• [Data entries]

★ ★ ★ ★ ★

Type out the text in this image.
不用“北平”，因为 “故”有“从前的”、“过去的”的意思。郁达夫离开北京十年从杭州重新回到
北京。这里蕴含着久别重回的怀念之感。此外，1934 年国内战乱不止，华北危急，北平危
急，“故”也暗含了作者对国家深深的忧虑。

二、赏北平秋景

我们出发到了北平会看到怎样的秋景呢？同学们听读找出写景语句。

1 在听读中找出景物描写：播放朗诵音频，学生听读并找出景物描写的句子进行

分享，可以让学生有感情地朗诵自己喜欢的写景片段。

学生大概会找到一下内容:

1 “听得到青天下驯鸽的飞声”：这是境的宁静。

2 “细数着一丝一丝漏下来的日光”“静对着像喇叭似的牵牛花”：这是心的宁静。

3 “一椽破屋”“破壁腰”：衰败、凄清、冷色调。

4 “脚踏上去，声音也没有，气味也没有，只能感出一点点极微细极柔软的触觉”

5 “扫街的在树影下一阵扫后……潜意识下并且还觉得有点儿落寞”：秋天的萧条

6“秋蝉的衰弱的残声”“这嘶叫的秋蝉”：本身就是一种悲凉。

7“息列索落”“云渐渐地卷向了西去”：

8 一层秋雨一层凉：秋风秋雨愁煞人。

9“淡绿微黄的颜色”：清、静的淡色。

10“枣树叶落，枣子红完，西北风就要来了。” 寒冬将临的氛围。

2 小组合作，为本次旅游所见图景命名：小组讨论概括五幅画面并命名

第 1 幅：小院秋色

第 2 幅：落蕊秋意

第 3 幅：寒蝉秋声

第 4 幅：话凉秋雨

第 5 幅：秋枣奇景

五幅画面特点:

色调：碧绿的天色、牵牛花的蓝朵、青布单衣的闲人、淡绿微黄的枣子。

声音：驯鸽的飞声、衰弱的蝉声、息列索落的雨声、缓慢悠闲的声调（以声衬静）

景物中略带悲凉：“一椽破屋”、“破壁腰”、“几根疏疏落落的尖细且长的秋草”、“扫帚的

★ ★ ★ ★ ★

Each record should come back exactly as written.

• [Solution]
Type out the text in this image.
不用“北平”，因为 “故”有“从前的”、“过去的”的意思。郁达夫离开北京十年从杭州重新回到
北京。这里蕴含着久别重回的怀念之感。此外，1934 年国内战乱不止，华北危急，北平危
急，“故”也暗含了作者对国家深深的忧虑。

二、赏北平秋景

我们出发到了北平会看到怎样的秋景呢？同学们听读找出写景语句。

1 在听读中找出景物描写：播放朗诵音频，学生听读并找出景物描写的句子进行

分享，可以让学生有感情地朗诵自己喜欢的写景片段。

学生大概会找到一下内容:

1 “听得到青天下驯鸽的飞声”：这是境的宁静。

2 “细数着一丝一丝漏下来的日光”“静对着像喇叭似的牵牛花”：这是心的宁静。

3 “一椽破屋”“破壁腰”：衰败、凄清、冷色调。

4 “脚踏上去，声音也没有，气味也没有，只能感出一点点极微细极柔软的触觉”

5 “扫街的在树影下一阵扫后……潜意识下并且还觉得有点儿落寞”：秋天的萧条

6“秋蝉的衰弱的残声”“这嘶叫的秋蝉”：本身就是一种悲凉。

7“息列索落”“云渐渐地卷向了西去”：

8 一层秋雨一层凉：秋风秋雨愁煞人。

9“淡绿微黄的颜色”：清、静的淡色。

10“枣树叶落，枣子红完，西北风就要来了。” 寒冬将临的氛围。

2 小组合作，为本次旅游所见图景命名：小组讨论概括五幅画面并命名

第 1 幅：小院秋色

第 2 幅：落蕊秋意

第 3 幅：寒蝉秋声

第 4 幅：话凉秋雨

第 5 幅：秋枣奇景

五幅画面特点:

色调：碧绿的天色、牵牛花的蓝朵、青布单衣的闲人、淡绿微黄的枣子。

声音：驯鸽的飞声、衰弱的蝉声、息列索落的雨声、缓慢悠闲的声调（以声衬静）

景物中略带悲凉：“一椽破屋”、“破壁腰”、“几根疏疏落落的尖细且长的秋草”、“扫帚的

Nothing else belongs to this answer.